■ Exercise goal ■
A faithful transcription of all the data is required.
== Supplied entries ==
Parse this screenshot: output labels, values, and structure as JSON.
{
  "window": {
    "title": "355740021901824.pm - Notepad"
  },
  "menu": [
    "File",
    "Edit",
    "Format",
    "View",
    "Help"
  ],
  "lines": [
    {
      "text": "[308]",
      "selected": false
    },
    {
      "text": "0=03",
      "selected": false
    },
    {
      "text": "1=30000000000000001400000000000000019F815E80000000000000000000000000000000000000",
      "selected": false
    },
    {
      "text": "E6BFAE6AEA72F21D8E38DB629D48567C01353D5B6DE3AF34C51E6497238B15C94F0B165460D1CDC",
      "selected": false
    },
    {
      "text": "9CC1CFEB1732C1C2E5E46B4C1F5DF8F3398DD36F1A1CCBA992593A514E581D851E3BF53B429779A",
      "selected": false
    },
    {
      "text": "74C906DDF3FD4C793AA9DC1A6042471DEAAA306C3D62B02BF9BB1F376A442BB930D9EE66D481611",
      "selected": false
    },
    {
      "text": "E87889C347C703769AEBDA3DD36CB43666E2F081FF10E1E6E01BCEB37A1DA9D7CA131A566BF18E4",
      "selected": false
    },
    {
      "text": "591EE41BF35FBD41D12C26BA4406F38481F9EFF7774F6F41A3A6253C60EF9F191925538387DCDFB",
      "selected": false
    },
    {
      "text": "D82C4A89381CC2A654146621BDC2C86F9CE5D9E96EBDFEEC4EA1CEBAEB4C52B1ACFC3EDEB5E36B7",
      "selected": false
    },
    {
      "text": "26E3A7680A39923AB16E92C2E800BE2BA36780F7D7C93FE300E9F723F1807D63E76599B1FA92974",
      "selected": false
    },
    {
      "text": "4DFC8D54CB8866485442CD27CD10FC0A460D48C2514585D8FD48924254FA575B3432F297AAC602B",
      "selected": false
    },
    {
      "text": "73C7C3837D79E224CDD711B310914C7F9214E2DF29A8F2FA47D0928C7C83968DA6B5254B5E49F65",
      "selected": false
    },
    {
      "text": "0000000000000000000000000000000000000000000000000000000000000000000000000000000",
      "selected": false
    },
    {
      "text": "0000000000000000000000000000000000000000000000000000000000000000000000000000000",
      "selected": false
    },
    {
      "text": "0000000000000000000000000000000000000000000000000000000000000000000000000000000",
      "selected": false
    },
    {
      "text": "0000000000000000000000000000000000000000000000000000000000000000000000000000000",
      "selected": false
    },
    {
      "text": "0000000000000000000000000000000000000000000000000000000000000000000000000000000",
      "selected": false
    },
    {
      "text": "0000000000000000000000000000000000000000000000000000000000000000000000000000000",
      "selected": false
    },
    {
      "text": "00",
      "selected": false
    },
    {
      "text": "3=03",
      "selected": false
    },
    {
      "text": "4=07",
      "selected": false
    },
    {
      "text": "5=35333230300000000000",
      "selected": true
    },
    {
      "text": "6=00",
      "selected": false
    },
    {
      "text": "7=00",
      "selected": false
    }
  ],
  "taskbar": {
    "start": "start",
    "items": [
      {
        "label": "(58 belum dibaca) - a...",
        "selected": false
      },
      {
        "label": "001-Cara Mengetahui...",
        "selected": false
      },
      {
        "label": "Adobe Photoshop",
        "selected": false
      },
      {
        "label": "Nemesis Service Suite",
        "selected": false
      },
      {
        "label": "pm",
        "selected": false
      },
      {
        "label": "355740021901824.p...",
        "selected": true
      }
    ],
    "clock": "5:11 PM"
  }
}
===
■ Output of the exercise ■
Parse this screenshot: output labels, values, and structure as JSON.
{
  "window": {
    "title": "355740021901824.pm - Notepad"
  },
  "menu": [
    "File",
    "Edit",
    "Format",
    "View",
    "Help"
  ],
  "lines": [
    {
      "text": "[308]",
      "selected": false
    },
    {
      "text": "0=03",
      "selected": false
    },
    {
      "text": "1=30000000000000001400000000000000019F815E80000000000000000000000000000000000000",
      "selected": false
    },
    {
      "text": "E6BFAE6AEA72F21D8E38DB629D48567C01353D5B6DE3AF34C51E6497238B15C94F0B165460D1CDC",
      "selected": false
    },
    {
      "text": "9CC1CFEB1732C1C2E5E46B4C1F5DF8F3398DD36F1A1CCBA992593A514E581D851E3BF53B429779A",
      "selected": false
    },
    {
      "text": "74C906DDF3FD4C793AA9DC1A6042471DEAAA306C3D62B02BF9BB1F376A442BB930D9EE66D481611",
      "selected": false
    },
    {
      "text": "E87889C347C703769AEBDA3DD36CB43666E2F081FF10E1E6E01BCEB37A1DA9D7CA131A566BF18E4",
      "selected": false
    },
    {
      "text": "591EE41BF35FBD41D12C26BA4406F38481F9EFF7774F6F41A3A6253C60EF9F191925538387DCDFB",
      "selected": false
    },
    {
      "text": "D82C4A89381CC2A654146621BDC2C86F9CE5D9E96EBDFEEC4EA1CEBAEB4C52B1ACFC3EDEB5E36B7",
      "selected": false
    },
    {
      "text": "26E3A7680A39923AB16E92C2E800BE2BA36780F7D7C93FE300E9F723F1807D63E76599B1FA92974",
      "selected": false
    },
    {
      "text": "4DFC8D54CB8866485442CD27CD10FC0A460D48C2514585D8FD48924254FA575B3432F297AAC602B",
      "selected": false
    },
    {
      "text": "73C7C3837D79E224CDD711B310914C7F9214E2DF29A8F2FA47D0928C7C83968DA6B5254B5E49F65",
      "selected": false
    },
    {
      "text": "0000000000000000000000000000000000000000000000000000000000000000000000000000000",
      "selected": false
    },
    {
      "text": "0000000000000000000000000000000000000000000000000000000000000000000000000000000",
      "selected": false
    },
    {
      "text": "0000000000000000000000000000000000000000000000000000000000000000000000000000000",
      "selected": false
    },
    {
      "text": "0000000000000000000000000000000000000000000000000000000000000000000000000000000",
      "selected": false
    },
    {
      "text": "0000000000000000000000000000000000000000000000000000000000000000000000000000000",
      "selected": false
    },
    {
      "text": "0000000000000000000000000000000000000000000000000000000000000000000000000000000",
      "selected": false
    },
    {
      "text": "00",
      "selected": false
    },
    {
      "text": "3=03",
      "selected": false
    },
    {
      "text": "4=07",
      "selected": false
    },
    {
      "text": "5=35333230300000000000",
      "selected": true
    },
    {
      "text": "6=00",
      "selected": false
    },
    {
      "text": "7=00",
      "selected": false
    }
  ],
  "taskbar": {
    "start": "start",
    "items": [
      {
        "label": "(58 belum dibaca) - a...",
        "selected": false
      },
      {
        "label": "001-Cara Mengetahui...",
        "selected": false
      },
      {
        "label": "Adobe Photoshop",
        "selected": false
      },
      {
        "label": "Nemesis Service Suite",
        "selected": false
      },
      {
        "label": "pm",
        "selected": false
      },
      {
        "label": "355740021901824.p...",
        "selected": true
      }
    ],
    "clock": "5:11 PM"
  }
}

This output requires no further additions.